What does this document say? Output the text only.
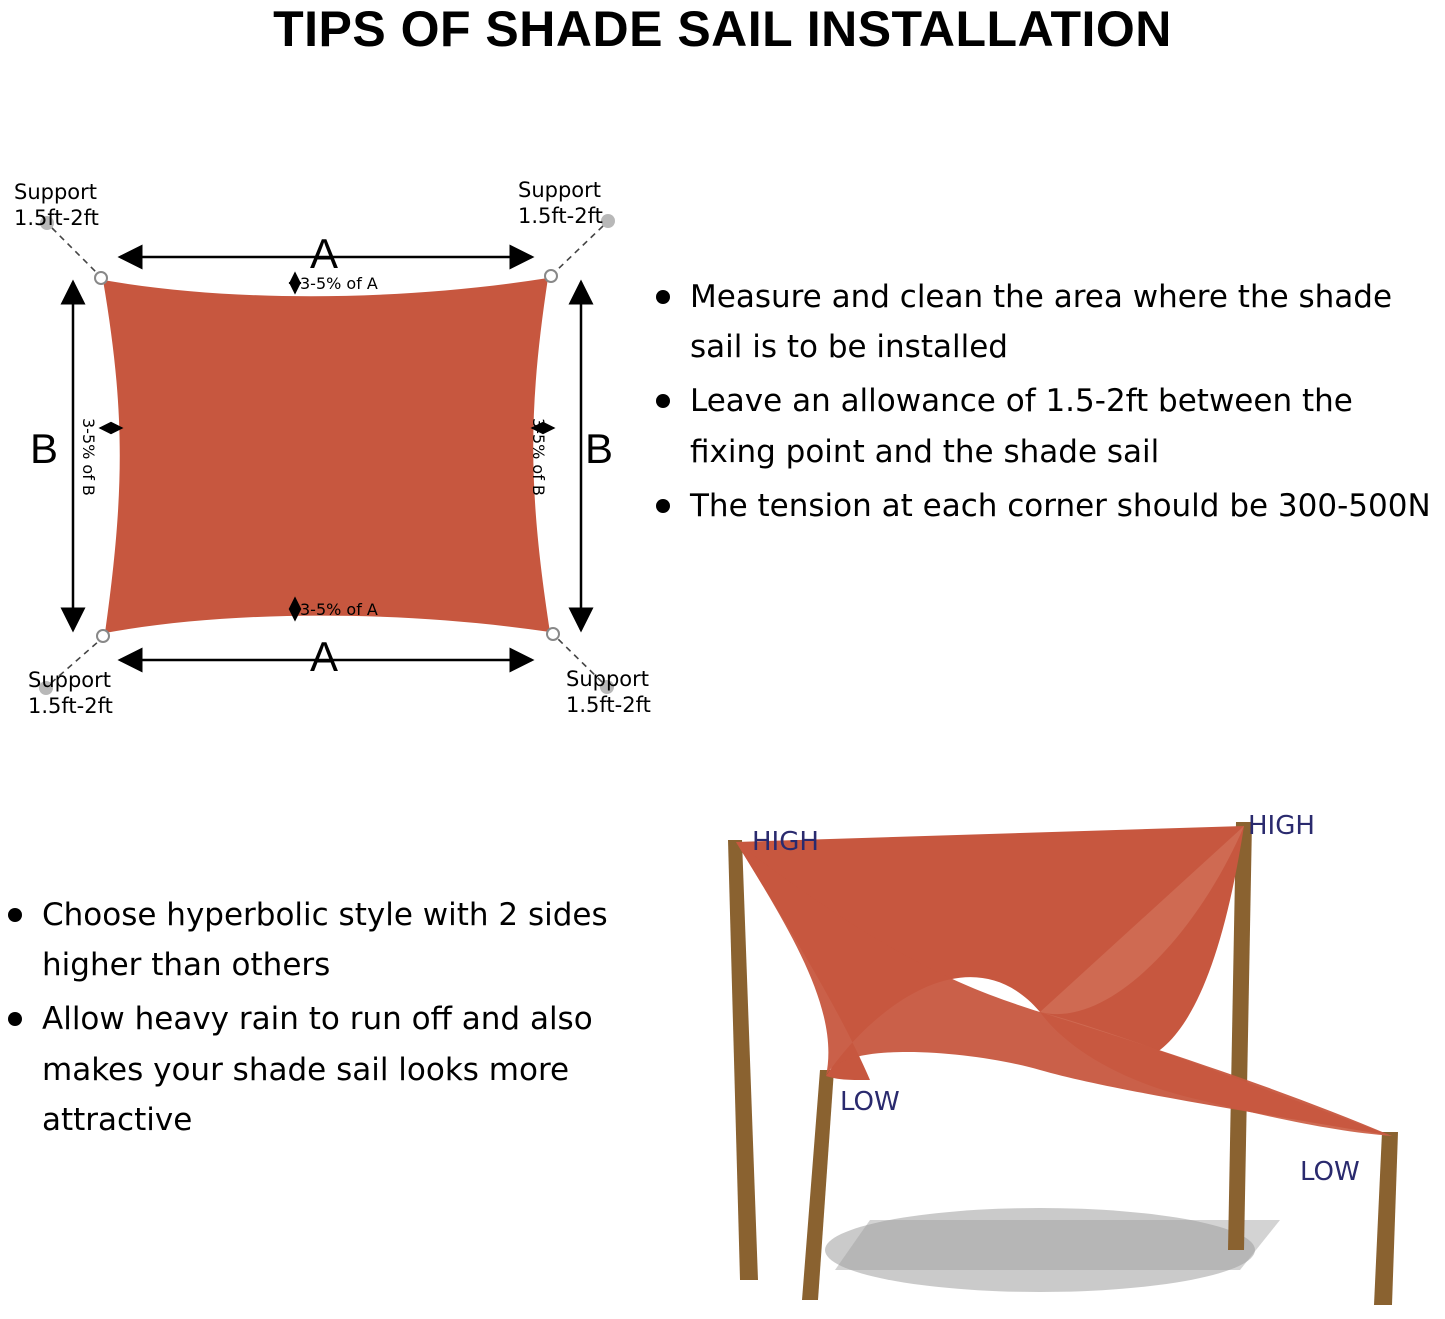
TIPS OF SHADE SAIL INSTALLATION
Support
1.5ft-2ft
Support
1.5ft-2ft
Support
1.5ft-2ft
Support
1.5ft-2ft
A
A
B	B
3-5% of A
3-5% of A
3-5% of B	3-5% of B
Measure and clean the area where the shade sail is to be installed
Leave an allowance of 1.5-2ft between the fixing point and the shade sail
The tension at each corner should be 300-500N
Choose hyperbolic style with 2 sides higher than others
Allow heavy rain to run off and also makes your shade sail looks more attractive
HIGH
HIGH
LOW
LOW
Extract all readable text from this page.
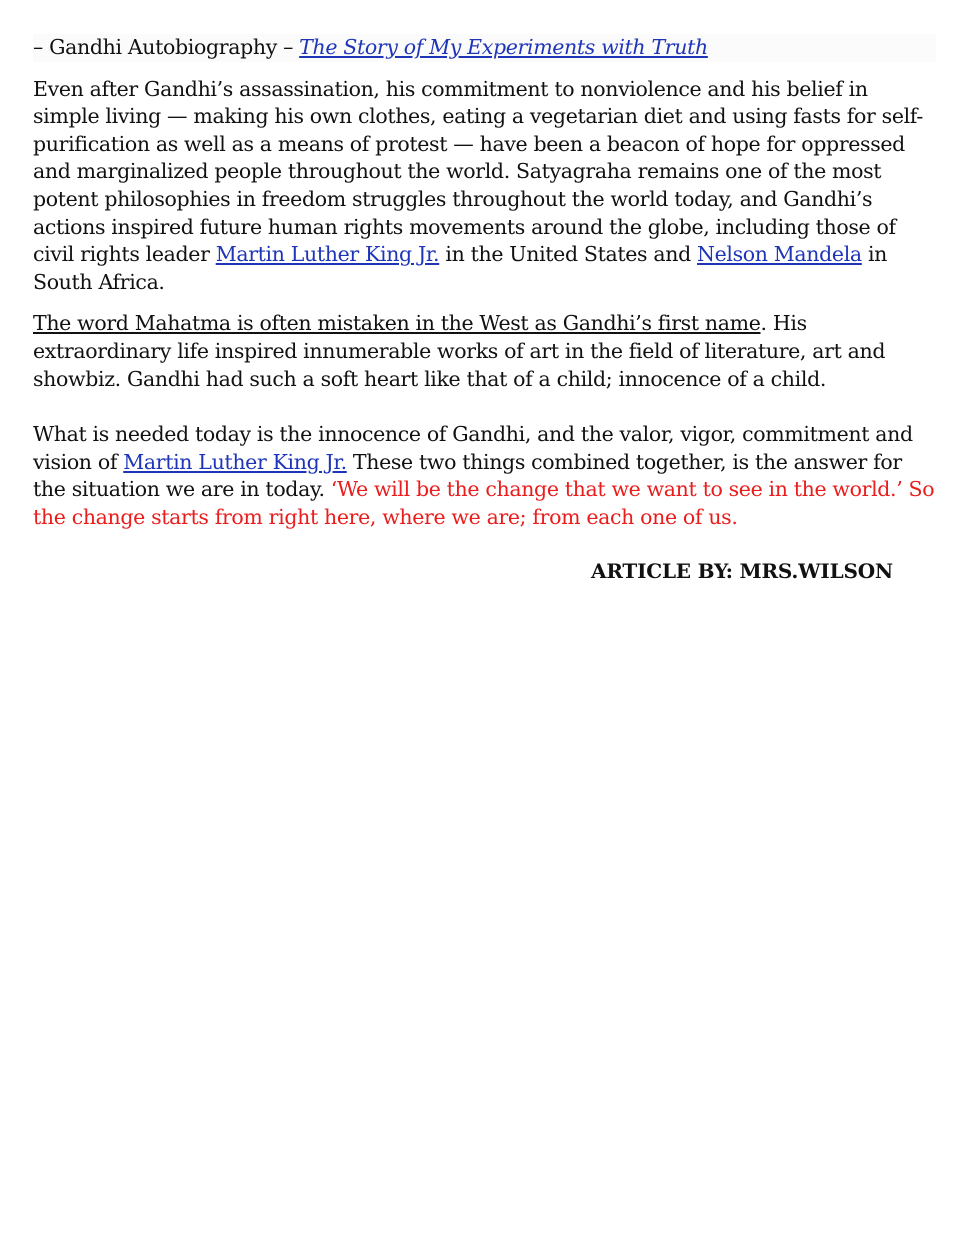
– Gandhi Autobiography – The Story of My Experiments with Truth

Even after Gandhi’s assassination, his commitment to nonviolence and his belief in simple living — making his own clothes, eating a vegetarian diet and using fasts for self-purification as well as a means of protest — have been a beacon of hope for oppressed and marginalized people throughout the world. Satyagraha remains one of the most potent philosophies in freedom struggles throughout the world today, and Gandhi’s actions inspired future human rights movements around the globe, including those of civil rights leader Martin Luther King Jr. in the United States and Nelson Mandela in South Africa.

The word Mahatma is often mistaken in the West as Gandhi’s first name. His extraordinary life inspired innumerable works of art in the field of literature, art and showbiz. Gandhi had such a soft heart like that of a child; innocence of a child.

What is needed today is the innocence of Gandhi, and the valor, vigor, commitment and vision of Martin Luther King Jr. These two things combined together, is the answer for the situation we are in today. ‘We will be the change that we want to see in the world.’ So the change starts from right here, where we are; from each one of us.

ARTICLE BY: MRS.WILSON
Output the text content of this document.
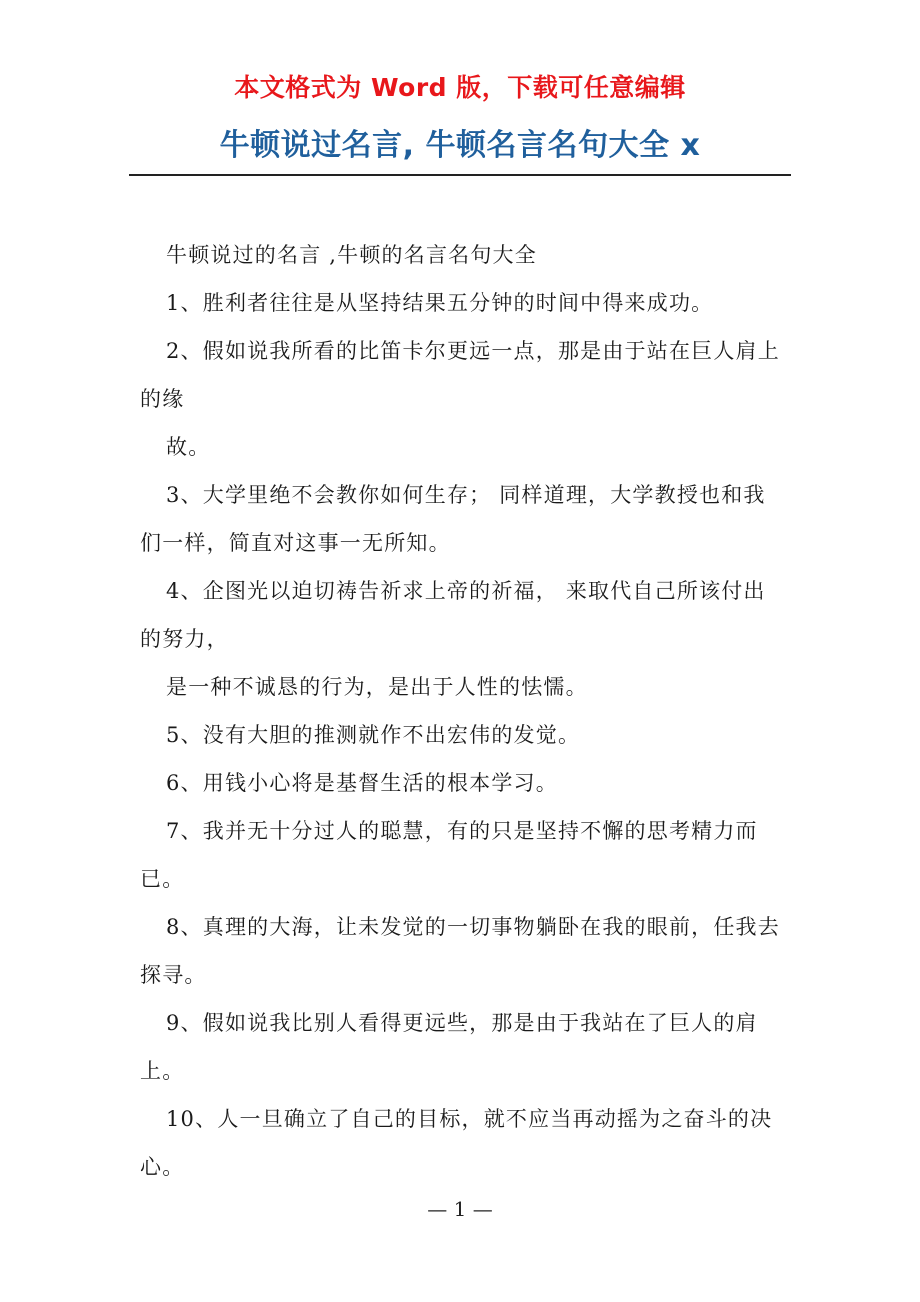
本文格式为 Word 版，下载可任意编辑
牛顿说过名言, 牛顿名言名句大全 x

牛顿说过的名言 ,牛顿的名言名句大全

1、胜利者往往是从坚持结果五分钟的时间中得来成功。

2、假如说我所看的比笛卡尔更远一点，那是由于站在巨人肩上的缘

故。

3、大学里绝不会教你如何生存； 同样道理，大学教授也和我们一样，简直对这事一无所知。

4、企图光以迫切祷告祈求上帝的祈福， 来取代自己所该付出的努力，

是一种不诚恳的行为，是出于人性的怯懦。

5、没有大胆的推测就作不出宏伟的发觉。

6、用钱小心将是基督生活的根本学习。

7、我并无十分过人的聪慧，有的只是坚持不懈的思考精力而已。

8、真理的大海，让未发觉的一切事物躺卧在我的眼前，任我去探寻。

9、假如说我比别人看得更远些，那是由于我站在了巨人的肩上。

10、人一旦确立了自己的目标，就不应当再动摇为之奋斗的决心。

— 1 —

Do this
Leaving out every picture, copy exactly the lines from the one that contains "Output the text content of this document." through the end of the entries above.

Response for this exercise
Output the text content of this document.
本文格式为 Word 版，下载可任意编辑
牛顿说过名言, 牛顿名言名句大全 x

牛顿说过的名言 ,牛顿的名言名句大全

1、胜利者往往是从坚持结果五分钟的时间中得来成功。

2、假如说我所看的比笛卡尔更远一点，那是由于站在巨人肩上的缘

故。

3、大学里绝不会教你如何生存； 同样道理，大学教授也和我们一样，简直对这事一无所知。

4、企图光以迫切祷告祈求上帝的祈福， 来取代自己所该付出的努力，

是一种不诚恳的行为，是出于人性的怯懦。

5、没有大胆的推测就作不出宏伟的发觉。

6、用钱小心将是基督生活的根本学习。

7、我并无十分过人的聪慧，有的只是坚持不懈的思考精力而已。

8、真理的大海，让未发觉的一切事物躺卧在我的眼前，任我去探寻。

9、假如说我比别人看得更远些，那是由于我站在了巨人的肩上。

10、人一旦确立了自己的目标，就不应当再动摇为之奋斗的决心。

— 1 —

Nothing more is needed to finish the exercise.